▶ Stored data entries
◆ ◆ ◆ ◆ ◆

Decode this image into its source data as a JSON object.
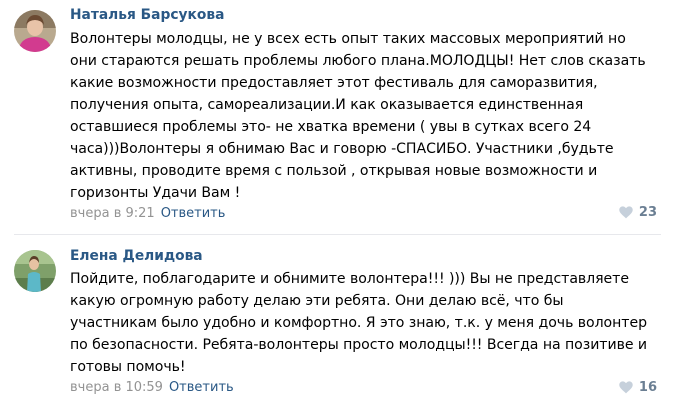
{
  "comments": [
    {
      "author": "Наталья Барсукова",
      "lines": [
        "Волонтеры молодцы, не у всех есть опыт таких массовых мероприятий но",
        "они стараются решать проблемы любого плана.МОЛОДЦЫ! Нет слов сказать",
        "какие возможности предоставляет этот фестиваль для саморазвития,",
        "получения опыта, самореализации.И как оказывается единственная",
        "оставшиеся проблемы это- не хватка времени ( увы в сутках всего 24",
        "часа)))Волонтеры я обнимаю Вас и говорю -СПАСИБО. Участники ,будьте",
        "активны, проводите время с пользой , открывая новые возможности и",
        "горизонты Удачи Вам !"
      ],
      "time": "вчера в 9:21",
      "reply_label": "Ответить",
      "likes": "23",
      "avatar_icon": "avatar-woman-pink-photo"
    },
    {
      "author": "Елена Делидова",
      "lines": [
        "Пойдите, поблагодарите и обнимите волонтера!!! ))) Вы не представляете",
        "какую огромную работу делаю эти ребята. Они делаю всё, что бы",
        "участникам было удобно и комфортно. Я это знаю, т.к. у меня дочь волонтер",
        "по безопасности. Ребята-волонтеры просто молодцы!!! Всегда на позитиве и",
        "готовы помочь!"
      ],
      "time": "вчера в 10:59",
      "reply_label": "Ответить",
      "likes": "16",
      "avatar_icon": "avatar-woman-outdoor-photo"
    }
  ],
  "colors": {
    "link": "#2a5885",
    "meta": "#939393",
    "like": "#6b7f93",
    "divider": "#e7e8ec"
  }
}
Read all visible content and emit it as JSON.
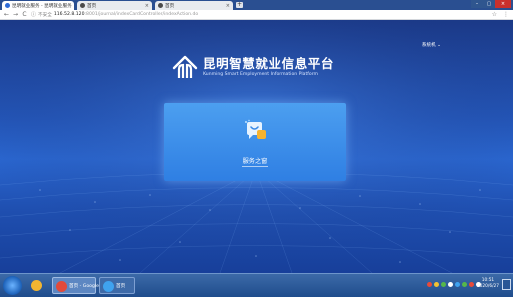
{
  "browser": {
    "tabs": [
      {
        "title": "昆明就业服务 - 昆明就业服务",
        "close": "×"
      },
      {
        "title": "首页",
        "close": "×"
      },
      {
        "title": "首页",
        "close": "×"
      }
    ],
    "new_tab": "+",
    "window_controls": [
      "–",
      "▢",
      "×"
    ],
    "nav": {
      "back": "←",
      "forward": "→",
      "reload": "C"
    },
    "address": {
      "lock": "ⓘ",
      "insecure_label": "不安全",
      "host": "116.52.8.120",
      "path": ":8001/journal/indexCardController/indexAction.do"
    },
    "toolbar_right": [
      "☆",
      "⋮"
    ]
  },
  "page": {
    "account_label": "系统机 ⌄",
    "logo_title": "昆明智慧就业信息平台",
    "logo_subtitle": "Kunming Smart Employment Information Platform",
    "service_label": "服务之窗"
  },
  "taskbar": {
    "apps": [
      {
        "label": "",
        "color": "#f1b531"
      },
      {
        "label": "首页 - Google C...",
        "color": "#e24a3b"
      },
      {
        "label": "首页",
        "color": "#3fa2ef"
      }
    ],
    "clock_time": "10:51",
    "clock_date": "2020/6/27"
  },
  "colors": {
    "page_bg": "#2354b5",
    "card": "#3f8fea",
    "taskbar": "#2a5a9e"
  }
}
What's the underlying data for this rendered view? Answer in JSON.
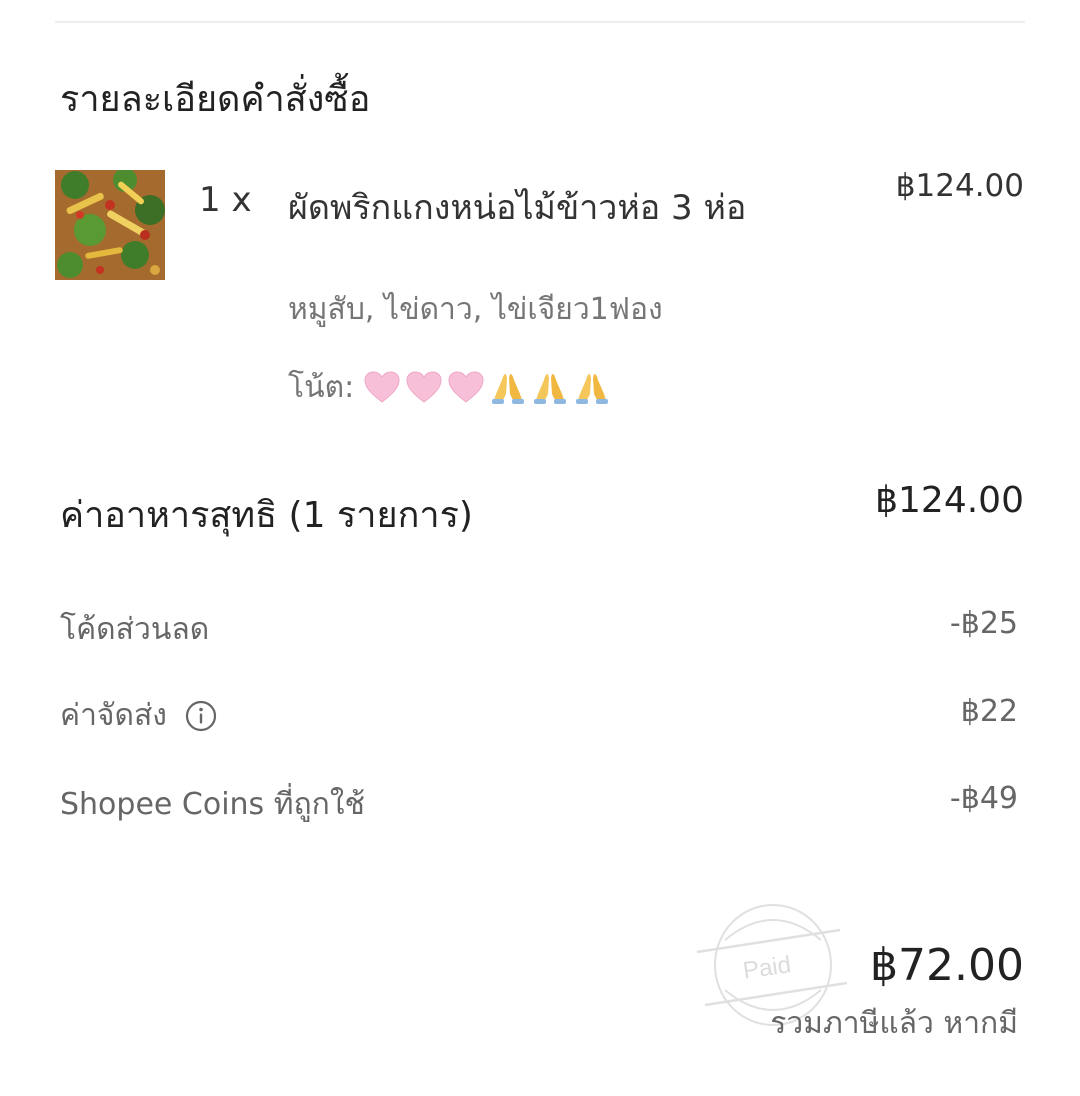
{
  "order_details": {
    "section_title": "รายละเอียดคำสั่งซื้อ",
    "item": {
      "quantity": "1 x",
      "name": "ผัดพริกแกงหน่อไม้ข้าวห่อ 3 ห่อ",
      "price": "฿124.00",
      "options": "หมูสับ, ไข่ดาว, ไข่เจียว1ฟอง",
      "note_label": "โน้ต:",
      "note_emojis": [
        "pink-heart",
        "pink-heart",
        "pink-heart",
        "folded-hands",
        "folded-hands",
        "folded-hands"
      ],
      "image_icon": "food-thumbnail"
    }
  },
  "summary": {
    "subtotal_label": "ค่าอาหารสุทธิ (1 รายการ)",
    "subtotal_value": "฿124.00",
    "discount_label": "โค้ดส่วนลด",
    "discount_value": "-฿25",
    "delivery_label": "ค่าจัดส่ง",
    "delivery_value": "฿22",
    "delivery_icon": "info-icon",
    "coins_label": "Shopee Coins ที่ถูกใช้",
    "coins_value": "-฿49",
    "total_value": "฿72.00",
    "tax_note": "รวมภาษีแล้ว หากมี",
    "stamp_text": "Paid"
  },
  "colors": {
    "primary_text": "#222222",
    "secondary_text": "#757575",
    "divider": "#eeeeee",
    "stamp": "#d9d9d9"
  }
}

◆ ◆ ◆ ◆ ◆

▶ WHAT YOU WILL DO
Begin with the line that contains "What's the underlying" and repeat every line through the end of the data, exactly and only those lines, leaving out the pictures.

▶ RESULT
What's the underlying data for this rendered view? Answer in JSON.
{
  "order_details": {
    "section_title": "รายละเอียดคำสั่งซื้อ",
    "item": {
      "quantity": "1 x",
      "name": "ผัดพริกแกงหน่อไม้ข้าวห่อ 3 ห่อ",
      "price": "฿124.00",
      "options": "หมูสับ, ไข่ดาว, ไข่เจียว1ฟอง",
      "note_label": "โน้ต:",
      "note_emojis": [
        "pink-heart",
        "pink-heart",
        "pink-heart",
        "folded-hands",
        "folded-hands",
        "folded-hands"
      ],
      "image_icon": "food-thumbnail"
    }
  },
  "summary": {
    "subtotal_label": "ค่าอาหารสุทธิ (1 รายการ)",
    "subtotal_value": "฿124.00",
    "discount_label": "โค้ดส่วนลด",
    "discount_value": "-฿25",
    "delivery_label": "ค่าจัดส่ง",
    "delivery_value": "฿22",
    "delivery_icon": "info-icon",
    "coins_label": "Shopee Coins ที่ถูกใช้",
    "coins_value": "-฿49",
    "total_value": "฿72.00",
    "tax_note": "รวมภาษีแล้ว หากมี",
    "stamp_text": "Paid"
  },
  "colors": {
    "primary_text": "#222222",
    "secondary_text": "#757575",
    "divider": "#eeeeee",
    "stamp": "#d9d9d9"
  }
}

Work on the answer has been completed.